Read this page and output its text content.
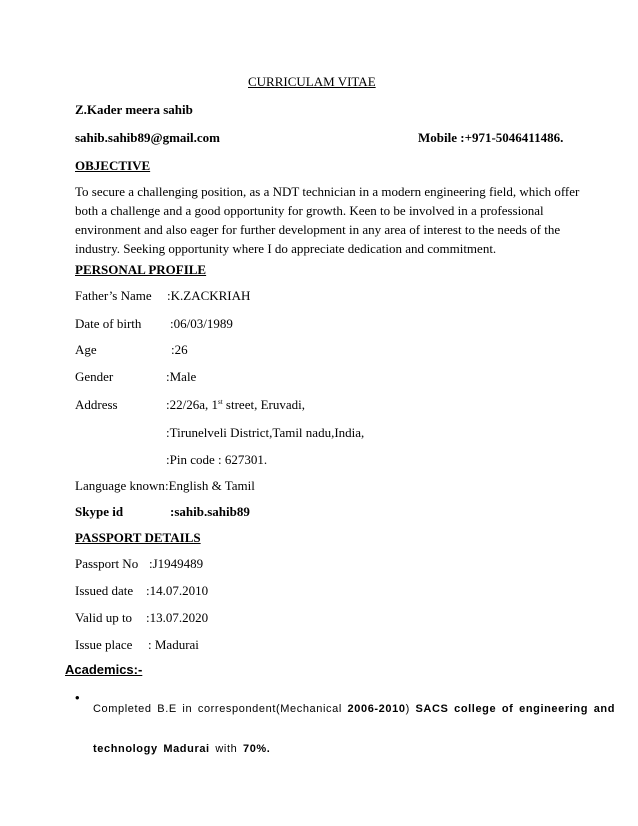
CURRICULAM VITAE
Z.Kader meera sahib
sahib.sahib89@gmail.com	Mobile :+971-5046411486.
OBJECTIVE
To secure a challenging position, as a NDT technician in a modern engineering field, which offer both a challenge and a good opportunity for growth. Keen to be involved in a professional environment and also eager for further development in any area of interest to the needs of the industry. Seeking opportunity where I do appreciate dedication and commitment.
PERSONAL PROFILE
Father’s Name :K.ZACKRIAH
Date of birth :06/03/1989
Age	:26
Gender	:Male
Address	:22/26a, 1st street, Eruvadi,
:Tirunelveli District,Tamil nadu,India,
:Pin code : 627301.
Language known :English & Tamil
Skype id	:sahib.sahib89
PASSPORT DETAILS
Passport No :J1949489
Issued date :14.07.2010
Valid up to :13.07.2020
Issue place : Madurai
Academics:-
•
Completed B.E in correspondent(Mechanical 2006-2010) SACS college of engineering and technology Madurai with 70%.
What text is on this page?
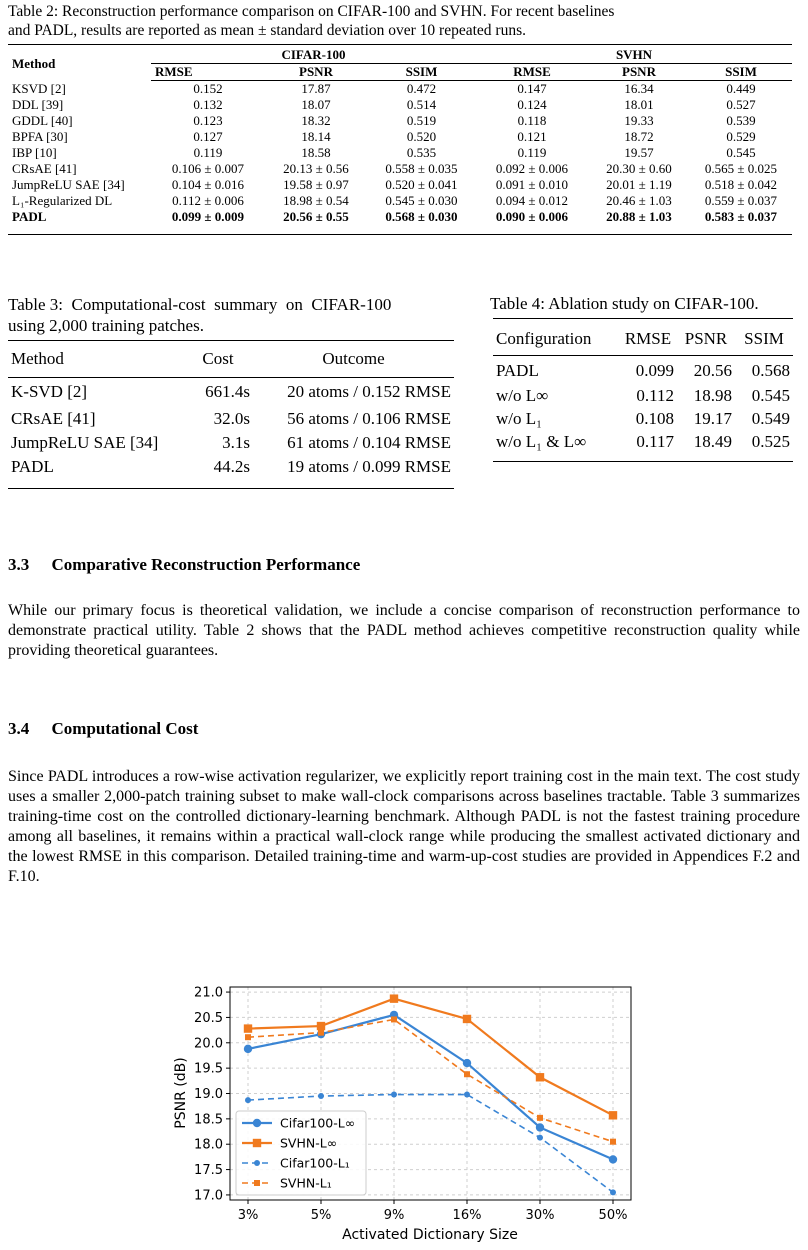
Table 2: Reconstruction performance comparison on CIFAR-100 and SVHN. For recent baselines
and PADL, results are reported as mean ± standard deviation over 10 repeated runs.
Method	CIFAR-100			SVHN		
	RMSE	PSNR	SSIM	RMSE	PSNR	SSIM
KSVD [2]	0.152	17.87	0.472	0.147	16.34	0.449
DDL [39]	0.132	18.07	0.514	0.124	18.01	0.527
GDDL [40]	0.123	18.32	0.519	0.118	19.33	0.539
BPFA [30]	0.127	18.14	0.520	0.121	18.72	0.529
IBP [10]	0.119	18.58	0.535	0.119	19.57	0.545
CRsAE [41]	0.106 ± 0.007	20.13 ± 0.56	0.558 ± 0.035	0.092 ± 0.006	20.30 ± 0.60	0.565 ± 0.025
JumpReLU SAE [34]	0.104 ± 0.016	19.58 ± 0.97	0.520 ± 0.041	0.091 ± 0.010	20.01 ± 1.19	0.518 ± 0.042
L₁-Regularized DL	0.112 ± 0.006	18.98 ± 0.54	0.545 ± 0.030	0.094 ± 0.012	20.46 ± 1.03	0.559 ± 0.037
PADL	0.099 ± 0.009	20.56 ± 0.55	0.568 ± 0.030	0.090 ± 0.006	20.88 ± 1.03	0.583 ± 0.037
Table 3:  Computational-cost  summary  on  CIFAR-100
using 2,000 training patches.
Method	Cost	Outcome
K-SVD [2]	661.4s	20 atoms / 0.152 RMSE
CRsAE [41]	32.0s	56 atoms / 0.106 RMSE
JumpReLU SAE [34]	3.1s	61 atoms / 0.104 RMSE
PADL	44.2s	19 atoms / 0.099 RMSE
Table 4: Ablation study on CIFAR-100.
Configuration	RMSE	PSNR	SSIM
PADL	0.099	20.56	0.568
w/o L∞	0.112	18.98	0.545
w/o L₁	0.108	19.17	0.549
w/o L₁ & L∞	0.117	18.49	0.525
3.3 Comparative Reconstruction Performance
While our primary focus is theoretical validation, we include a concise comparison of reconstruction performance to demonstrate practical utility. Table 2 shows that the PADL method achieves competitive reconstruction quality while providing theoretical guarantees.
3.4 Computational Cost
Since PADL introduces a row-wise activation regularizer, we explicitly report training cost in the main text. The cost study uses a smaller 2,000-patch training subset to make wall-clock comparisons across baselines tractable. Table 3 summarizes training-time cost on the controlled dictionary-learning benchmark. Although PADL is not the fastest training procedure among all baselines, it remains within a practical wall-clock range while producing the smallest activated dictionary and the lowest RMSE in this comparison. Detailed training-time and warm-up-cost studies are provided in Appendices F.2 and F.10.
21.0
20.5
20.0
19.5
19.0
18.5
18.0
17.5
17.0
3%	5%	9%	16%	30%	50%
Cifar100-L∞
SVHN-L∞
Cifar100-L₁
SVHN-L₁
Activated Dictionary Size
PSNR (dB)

---+---

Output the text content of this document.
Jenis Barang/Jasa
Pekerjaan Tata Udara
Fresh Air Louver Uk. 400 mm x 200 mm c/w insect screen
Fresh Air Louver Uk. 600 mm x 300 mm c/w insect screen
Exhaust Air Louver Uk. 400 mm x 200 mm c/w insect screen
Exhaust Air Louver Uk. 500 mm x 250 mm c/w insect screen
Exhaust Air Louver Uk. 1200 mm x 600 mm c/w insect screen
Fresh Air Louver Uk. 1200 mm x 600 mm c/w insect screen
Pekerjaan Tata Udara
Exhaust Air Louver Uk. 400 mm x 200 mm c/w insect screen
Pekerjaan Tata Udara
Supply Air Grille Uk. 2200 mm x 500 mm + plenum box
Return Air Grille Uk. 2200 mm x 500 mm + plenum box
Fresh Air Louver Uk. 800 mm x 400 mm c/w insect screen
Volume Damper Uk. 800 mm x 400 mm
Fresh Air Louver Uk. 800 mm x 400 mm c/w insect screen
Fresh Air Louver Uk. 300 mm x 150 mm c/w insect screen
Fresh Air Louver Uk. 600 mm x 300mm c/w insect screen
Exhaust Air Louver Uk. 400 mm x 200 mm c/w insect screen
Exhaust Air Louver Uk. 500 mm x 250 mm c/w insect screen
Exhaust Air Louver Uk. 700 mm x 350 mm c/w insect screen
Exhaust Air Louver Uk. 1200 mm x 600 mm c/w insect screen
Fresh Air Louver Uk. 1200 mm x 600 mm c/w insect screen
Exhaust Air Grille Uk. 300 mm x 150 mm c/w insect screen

---+---

WHAT NEEDS TO BE DONE
Pick out and copy the lines of the entries that hold the string "plenum".

EXERCISE SOLUTION
Supply Air Grille Uk. 2200 mm x 500 mm + plenum box
Return Air Grille Uk. 2200 mm x 500 mm + plenum box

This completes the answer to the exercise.